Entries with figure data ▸

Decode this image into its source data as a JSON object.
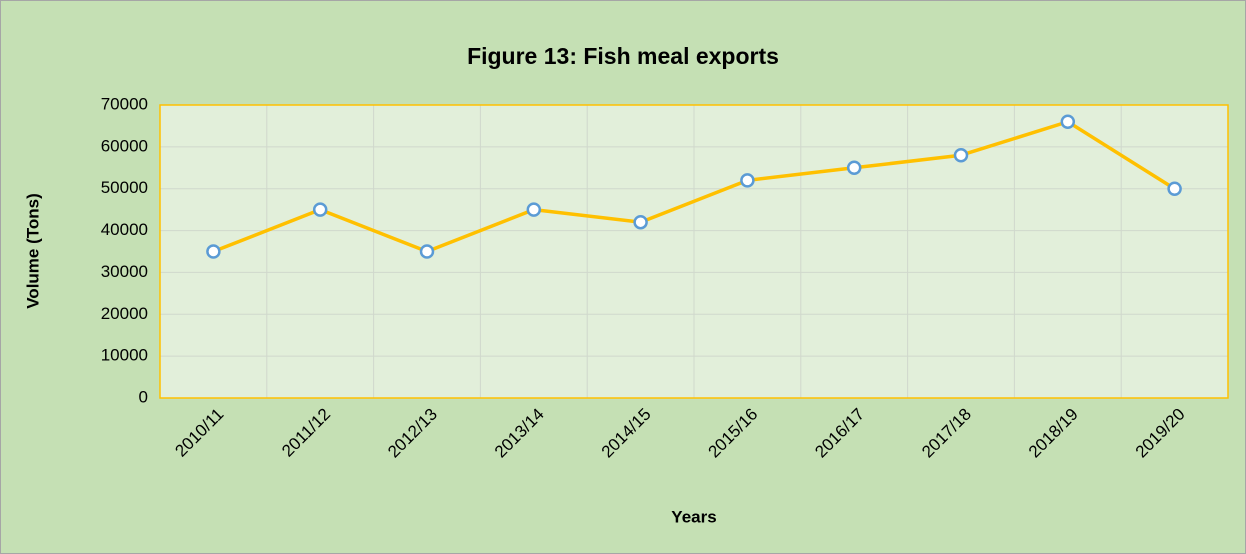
{
  "chart_data": {
    "type": "line",
    "title": "Figure 13: Fish meal exports",
    "x_label": "Years",
    "y_label": "Volume (Tons)",
    "categories": [
      "2010/11",
      "2011/12",
      "2012/13",
      "2013/14",
      "2014/15",
      "2015/16",
      "2016/17",
      "2017/18",
      "2018/19",
      "2019/20"
    ],
    "series": [
      {
        "name": "Fish meal exports",
        "color": "#ffc000",
        "marker_edge": "#5b9bd5",
        "values": [
          35000,
          45000,
          35000,
          45000,
          42000,
          52000,
          55000,
          58000,
          66000,
          50000
        ]
      }
    ],
    "ylim": [
      0,
      70000
    ],
    "yticks": [
      0,
      10000,
      20000,
      30000,
      40000,
      50000,
      60000,
      70000
    ],
    "grid": true
  }
}
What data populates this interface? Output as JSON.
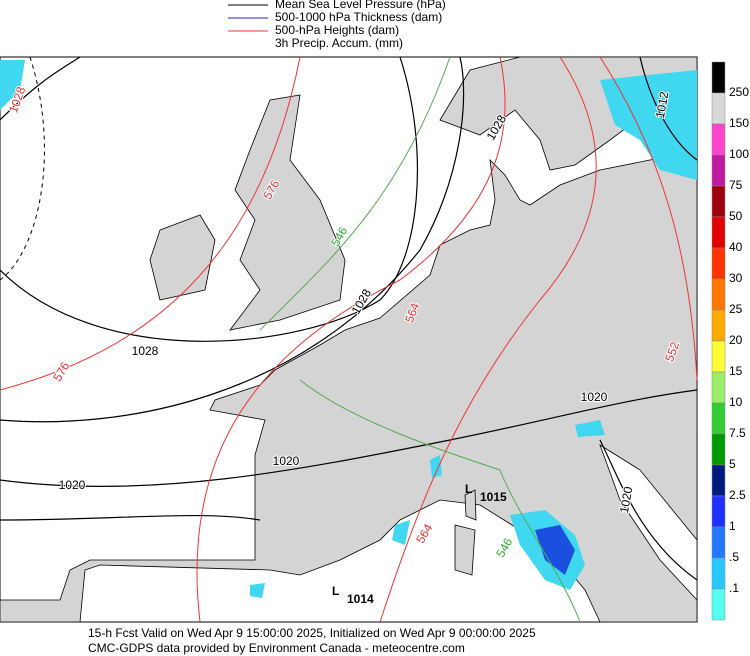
{
  "legend": [
    "Mean Sea Level Pressure (hPa)",
    "500-1000 hPa Thickness (dam)",
    "500-hPa Heights (dam)",
    "3h Precip. Accum. (mm)"
  ],
  "colorbar": [
    "250",
    "150",
    "100",
    "75",
    "50",
    "40",
    "30",
    "25",
    "20",
    "15",
    "10",
    "7.5",
    "5",
    "2.5",
    "1",
    ".5",
    ".1"
  ],
  "map_labels": [
    "1028",
    "1028",
    "1012",
    "1028",
    "1028",
    "1020",
    "1020",
    "1020",
    "1020",
    "576",
    "576",
    "564",
    "552",
    "546",
    "546",
    "564"
  ],
  "lows": [
    {
      "letter": "L",
      "pressure": "1015"
    },
    {
      "letter": "L",
      "pressure": "1014"
    }
  ],
  "footer": [
    "15-h Fcst Valid on Wed Apr  9 15:00:00 2025, Initialized on Wed Apr  9 00:00:00 2025",
    "CMC-GDPS data provided by Environment Canada - meteocentre.com"
  ]
}
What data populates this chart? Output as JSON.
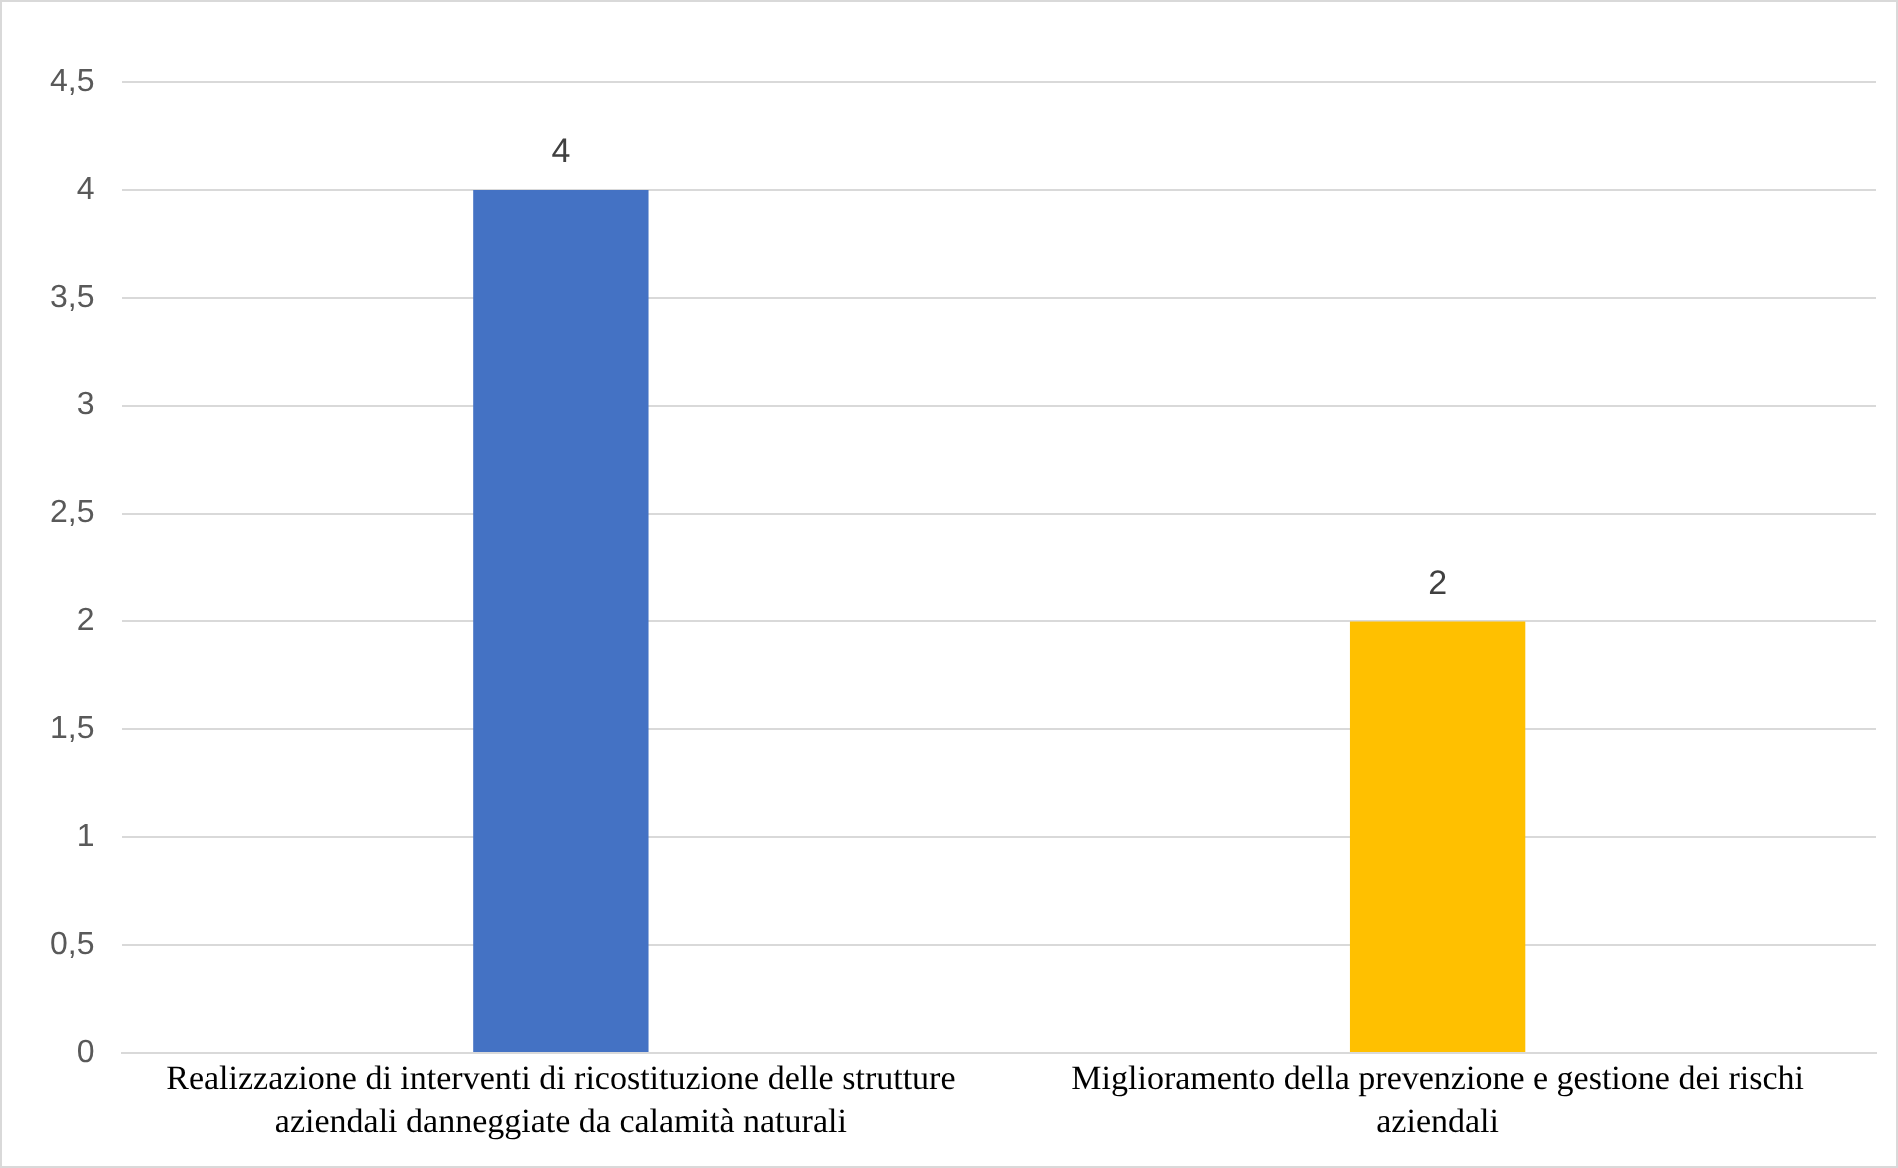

Exercise description ▸
Using the records above, retype everything exactly except the pictures.

The response ▸
Decode this image into its source data as a JSON object.
{
  "chart_data": {
    "type": "line",
    "title": "Figure 13: Fish meal exports",
    "x_label": "Years",
    "y_label": "Volume (Tons)",
    "categories": [
      "2010/11",
      "2011/12",
      "2012/13",
      "2013/14",
      "2014/15",
      "2015/16",
      "2016/17",
      "2017/18",
      "2018/19",
      "2019/20"
    ],
    "series": [
      {
        "name": "Fish meal exports",
        "color": "#ffc000",
        "marker_edge": "#5b9bd5",
        "values": [
          35000,
          45000,
          35000,
          45000,
          42000,
          52000,
          55000,
          58000,
          66000,
          50000
        ]
      }
    ],
    "ylim": [
      0,
      70000
    ],
    "yticks": [
      0,
      10000,
      20000,
      30000,
      40000,
      50000,
      60000,
      70000
    ],
    "grid": true
  }
}
What data populates this interface? Output as JSON.
{
  "legend": [
    "Mean Sea Level Pressure (hPa)",
    "500-1000 hPa Thickness (dam)",
    "500-hPa Heights (dam)",
    "3h Precip. Accum. (mm)"
  ],
  "colorbar": [
    "250",
    "150",
    "100",
    "75",
    "50",
    "40",
    "30",
    "25",
    "20",
    "15",
    "10",
    "7.5",
    "5",
    "2.5",
    "1",
    ".5",
    ".1"
  ],
  "map_labels": [
    "1028",
    "1028",
    "1012",
    "1028",
    "1028",
    "1020",
    "1020",
    "1020",
    "1020",
    "576",
    "576",
    "564",
    "552",
    "546",
    "546",
    "564"
  ],
  "lows": [
    {
      "letter": "L",
      "pressure": "1015"
    },
    {
      "letter": "L",
      "pressure": "1014"
    }
  ],
  "footer": [
    "15-h Fcst Valid on Wed Apr  9 15:00:00 2025, Initialized on Wed Apr  9 00:00:00 2025",
    "CMC-GDPS data provided by Environment Canada - meteocentre.com"
  ]
}
What data populates this chart? Output as JSON.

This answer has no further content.